(Data in this exercise)
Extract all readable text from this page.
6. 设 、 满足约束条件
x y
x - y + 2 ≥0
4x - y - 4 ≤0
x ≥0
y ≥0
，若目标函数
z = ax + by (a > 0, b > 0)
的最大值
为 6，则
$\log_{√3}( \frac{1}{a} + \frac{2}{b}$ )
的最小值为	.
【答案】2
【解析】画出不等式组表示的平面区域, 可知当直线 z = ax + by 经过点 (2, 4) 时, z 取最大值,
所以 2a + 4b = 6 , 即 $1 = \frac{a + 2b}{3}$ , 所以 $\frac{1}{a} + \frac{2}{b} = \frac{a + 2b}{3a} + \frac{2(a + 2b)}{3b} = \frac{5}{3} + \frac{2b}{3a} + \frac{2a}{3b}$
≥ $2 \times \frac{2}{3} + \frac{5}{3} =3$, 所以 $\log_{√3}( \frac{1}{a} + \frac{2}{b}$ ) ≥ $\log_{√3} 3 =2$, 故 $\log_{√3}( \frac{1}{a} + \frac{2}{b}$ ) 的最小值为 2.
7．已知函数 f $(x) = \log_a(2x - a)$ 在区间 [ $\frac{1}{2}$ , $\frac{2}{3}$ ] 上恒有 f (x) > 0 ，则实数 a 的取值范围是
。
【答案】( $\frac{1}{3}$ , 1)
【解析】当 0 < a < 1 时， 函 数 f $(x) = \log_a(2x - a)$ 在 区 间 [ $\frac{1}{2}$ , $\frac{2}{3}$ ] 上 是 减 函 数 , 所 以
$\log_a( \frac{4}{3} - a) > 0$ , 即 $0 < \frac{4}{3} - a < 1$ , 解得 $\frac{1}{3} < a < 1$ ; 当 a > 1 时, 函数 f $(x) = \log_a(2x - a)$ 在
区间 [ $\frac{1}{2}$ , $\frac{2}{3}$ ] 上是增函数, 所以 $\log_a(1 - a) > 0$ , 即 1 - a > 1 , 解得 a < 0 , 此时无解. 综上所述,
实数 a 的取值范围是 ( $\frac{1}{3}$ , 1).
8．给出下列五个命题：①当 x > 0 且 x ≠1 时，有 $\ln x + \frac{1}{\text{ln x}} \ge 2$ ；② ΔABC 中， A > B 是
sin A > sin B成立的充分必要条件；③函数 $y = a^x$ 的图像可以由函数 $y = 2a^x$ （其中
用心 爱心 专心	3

(Your objective)
Repeat each record exactly. Omit nothing.

(Correct response)
Extract all readable text from this page.
6. 设 、 满足约束条件
x y
x - y + 2 ≥0
4x - y - 4 ≤0
x ≥0
y ≥0
，若目标函数
z = ax + by (a > 0, b > 0)
的最大值
为 6，则
$\log_{√3}( \frac{1}{a} + \frac{2}{b}$ )
的最小值为	.
【答案】2
【解析】画出不等式组表示的平面区域, 可知当直线 z = ax + by 经过点 (2, 4) 时, z 取最大值,
所以 2a + 4b = 6 , 即 $1 = \frac{a + 2b}{3}$ , 所以 $\frac{1}{a} + \frac{2}{b} = \frac{a + 2b}{3a} + \frac{2(a + 2b)}{3b} = \frac{5}{3} + \frac{2b}{3a} + \frac{2a}{3b}$
≥ $2 \times \frac{2}{3} + \frac{5}{3} =3$, 所以 $\log_{√3}( \frac{1}{a} + \frac{2}{b}$ ) ≥ $\log_{√3} 3 =2$, 故 $\log_{√3}( \frac{1}{a} + \frac{2}{b}$ ) 的最小值为 2.
7．已知函数 f $(x) = \log_a(2x - a)$ 在区间 [ $\frac{1}{2}$ , $\frac{2}{3}$ ] 上恒有 f (x) > 0 ，则实数 a 的取值范围是
。
【答案】( $\frac{1}{3}$ , 1)
【解析】当 0 < a < 1 时， 函 数 f $(x) = \log_a(2x - a)$ 在 区 间 [ $\frac{1}{2}$ , $\frac{2}{3}$ ] 上 是 减 函 数 , 所 以
$\log_a( \frac{4}{3} - a) > 0$ , 即 $0 < \frac{4}{3} - a < 1$ , 解得 $\frac{1}{3} < a < 1$ ; 当 a > 1 时, 函数 f $(x) = \log_a(2x - a)$ 在
区间 [ $\frac{1}{2}$ , $\frac{2}{3}$ ] 上是增函数, 所以 $\log_a(1 - a) > 0$ , 即 1 - a > 1 , 解得 a < 0 , 此时无解. 综上所述,
实数 a 的取值范围是 ( $\frac{1}{3}$ , 1).
8．给出下列五个命题：①当 x > 0 且 x ≠1 时，有 $\ln x + \frac{1}{\text{ln x}} \ge 2$ ；② ΔABC 中， A > B 是
sin A > sin B成立的充分必要条件；③函数 $y = a^x$ 的图像可以由函数 $y = 2a^x$ （其中
用心 爱心 专心	3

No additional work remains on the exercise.